=== Task goal ===
How many of the lines below hold the word "smoke"? Answer only with the number.

=== Listed entries ===

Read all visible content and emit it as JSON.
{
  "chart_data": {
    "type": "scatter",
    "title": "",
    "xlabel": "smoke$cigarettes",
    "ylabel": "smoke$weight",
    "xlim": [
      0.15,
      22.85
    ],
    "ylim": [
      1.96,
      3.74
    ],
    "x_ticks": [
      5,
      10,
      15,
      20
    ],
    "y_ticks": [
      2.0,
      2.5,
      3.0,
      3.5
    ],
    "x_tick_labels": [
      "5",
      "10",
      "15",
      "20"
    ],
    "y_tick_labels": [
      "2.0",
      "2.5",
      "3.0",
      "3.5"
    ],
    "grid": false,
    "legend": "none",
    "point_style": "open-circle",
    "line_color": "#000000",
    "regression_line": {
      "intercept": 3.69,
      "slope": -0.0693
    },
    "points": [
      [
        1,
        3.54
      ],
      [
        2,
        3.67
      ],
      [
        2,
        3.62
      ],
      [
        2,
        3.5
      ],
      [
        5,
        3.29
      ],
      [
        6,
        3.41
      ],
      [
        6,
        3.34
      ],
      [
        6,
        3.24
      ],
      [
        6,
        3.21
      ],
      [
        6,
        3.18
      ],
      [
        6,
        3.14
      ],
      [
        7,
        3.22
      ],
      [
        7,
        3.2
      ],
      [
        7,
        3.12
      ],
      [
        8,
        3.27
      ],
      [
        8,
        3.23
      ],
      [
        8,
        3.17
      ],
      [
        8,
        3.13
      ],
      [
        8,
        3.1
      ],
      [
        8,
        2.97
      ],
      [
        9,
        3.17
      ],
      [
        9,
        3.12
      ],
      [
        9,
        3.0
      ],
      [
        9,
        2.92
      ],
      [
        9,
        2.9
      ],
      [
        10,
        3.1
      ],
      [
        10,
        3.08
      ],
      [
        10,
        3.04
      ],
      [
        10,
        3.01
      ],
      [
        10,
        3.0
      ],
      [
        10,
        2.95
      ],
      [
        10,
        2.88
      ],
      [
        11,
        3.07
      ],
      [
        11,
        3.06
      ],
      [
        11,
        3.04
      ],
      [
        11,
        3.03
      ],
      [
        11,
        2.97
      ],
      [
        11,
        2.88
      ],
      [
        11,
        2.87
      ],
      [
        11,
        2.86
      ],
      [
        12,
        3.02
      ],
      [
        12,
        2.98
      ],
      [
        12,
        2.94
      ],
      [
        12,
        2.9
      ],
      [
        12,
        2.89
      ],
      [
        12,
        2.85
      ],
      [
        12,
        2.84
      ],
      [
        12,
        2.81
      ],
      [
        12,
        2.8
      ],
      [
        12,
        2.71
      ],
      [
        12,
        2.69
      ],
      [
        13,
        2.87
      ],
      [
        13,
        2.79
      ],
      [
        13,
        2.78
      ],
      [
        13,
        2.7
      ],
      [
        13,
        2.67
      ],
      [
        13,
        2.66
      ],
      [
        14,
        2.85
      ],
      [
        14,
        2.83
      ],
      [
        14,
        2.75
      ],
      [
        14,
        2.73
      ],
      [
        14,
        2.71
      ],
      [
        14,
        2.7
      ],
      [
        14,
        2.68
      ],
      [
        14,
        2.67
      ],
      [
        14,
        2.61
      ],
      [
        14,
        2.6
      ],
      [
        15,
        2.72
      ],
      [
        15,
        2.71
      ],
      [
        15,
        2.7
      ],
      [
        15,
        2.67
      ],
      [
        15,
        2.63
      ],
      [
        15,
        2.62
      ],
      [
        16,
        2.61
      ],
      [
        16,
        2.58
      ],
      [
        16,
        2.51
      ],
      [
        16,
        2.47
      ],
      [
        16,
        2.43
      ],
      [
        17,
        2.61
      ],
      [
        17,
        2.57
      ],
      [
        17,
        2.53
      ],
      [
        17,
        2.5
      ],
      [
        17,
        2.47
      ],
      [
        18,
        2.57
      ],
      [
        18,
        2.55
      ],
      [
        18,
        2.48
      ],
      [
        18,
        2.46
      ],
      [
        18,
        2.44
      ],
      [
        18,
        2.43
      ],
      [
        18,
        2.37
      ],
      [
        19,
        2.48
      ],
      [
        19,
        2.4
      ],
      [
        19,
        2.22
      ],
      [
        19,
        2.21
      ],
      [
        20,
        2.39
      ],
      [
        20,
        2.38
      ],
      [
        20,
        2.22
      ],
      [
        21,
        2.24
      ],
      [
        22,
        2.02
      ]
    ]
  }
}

=== Reply to the task ===
2